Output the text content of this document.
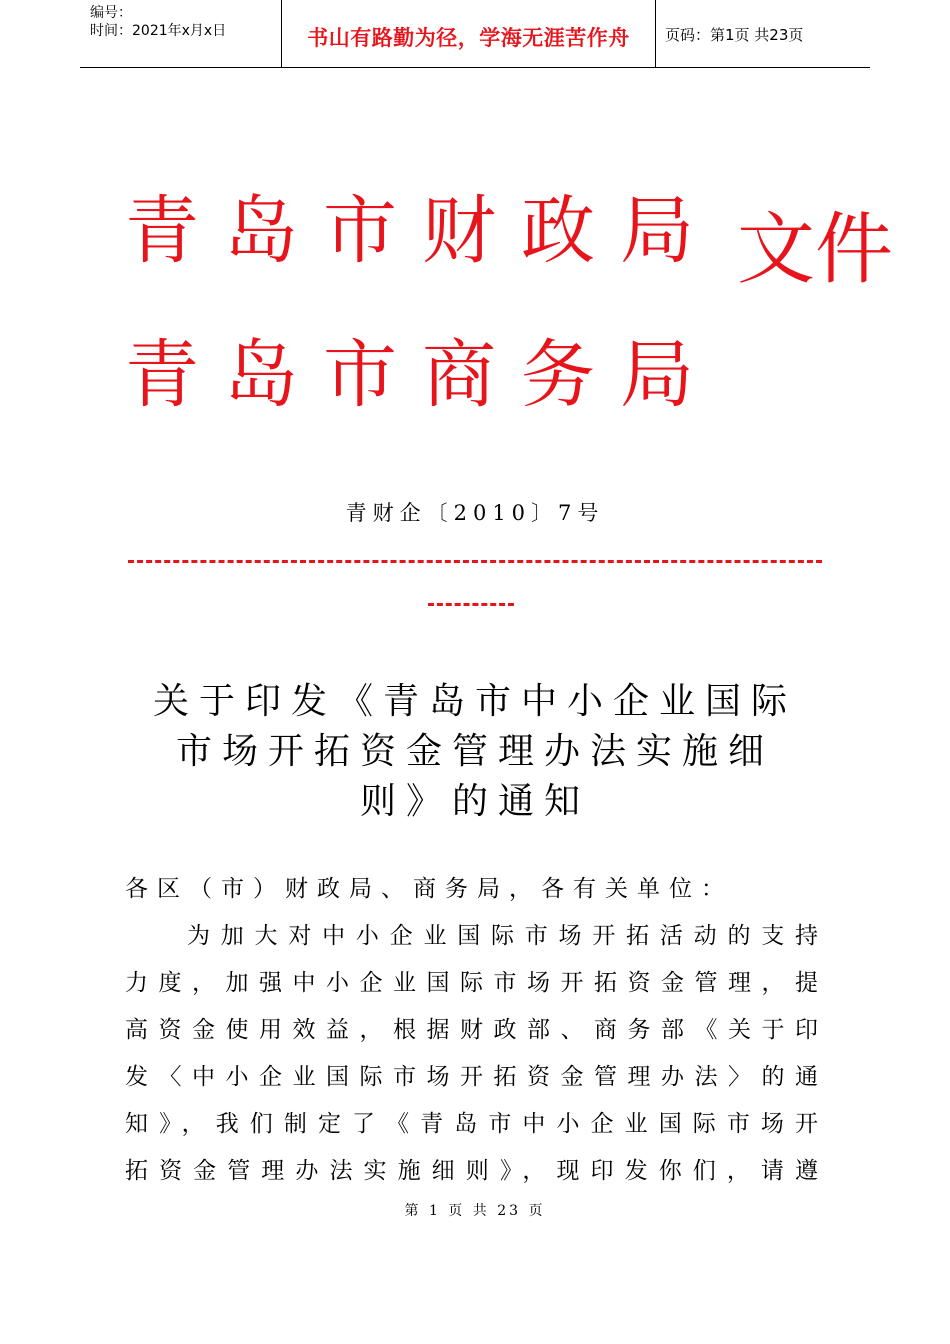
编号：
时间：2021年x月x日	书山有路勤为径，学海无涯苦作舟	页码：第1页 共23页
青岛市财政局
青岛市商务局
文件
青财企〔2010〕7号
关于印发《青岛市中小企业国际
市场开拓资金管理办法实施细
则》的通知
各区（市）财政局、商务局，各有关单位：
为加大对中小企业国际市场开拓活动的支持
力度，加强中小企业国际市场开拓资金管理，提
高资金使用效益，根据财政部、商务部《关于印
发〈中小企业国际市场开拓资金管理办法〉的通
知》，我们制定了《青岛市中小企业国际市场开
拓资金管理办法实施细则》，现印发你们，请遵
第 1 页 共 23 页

TASK STATEMENT:
Give the entries again without a single change, but with no pictures.

ANSWER TO THIS PROBLEM:
Output the text content of this document.
编号：
时间：2021年x月x日	书山有路勤为径，学海无涯苦作舟	页码：第1页 共23页
青岛市财政局
青岛市商务局
文件
青财企〔2010〕7号
关于印发《青岛市中小企业国际
市场开拓资金管理办法实施细
则》的通知
各区（市）财政局、商务局，各有关单位：
为加大对中小企业国际市场开拓活动的支持
力度，加强中小企业国际市场开拓资金管理，提
高资金使用效益，根据财政部、商务部《关于印
发〈中小企业国际市场开拓资金管理办法〉的通
知》，我们制定了《青岛市中小企业国际市场开
拓资金管理办法实施细则》，现印发你们，请遵
第 1 页 共 23 页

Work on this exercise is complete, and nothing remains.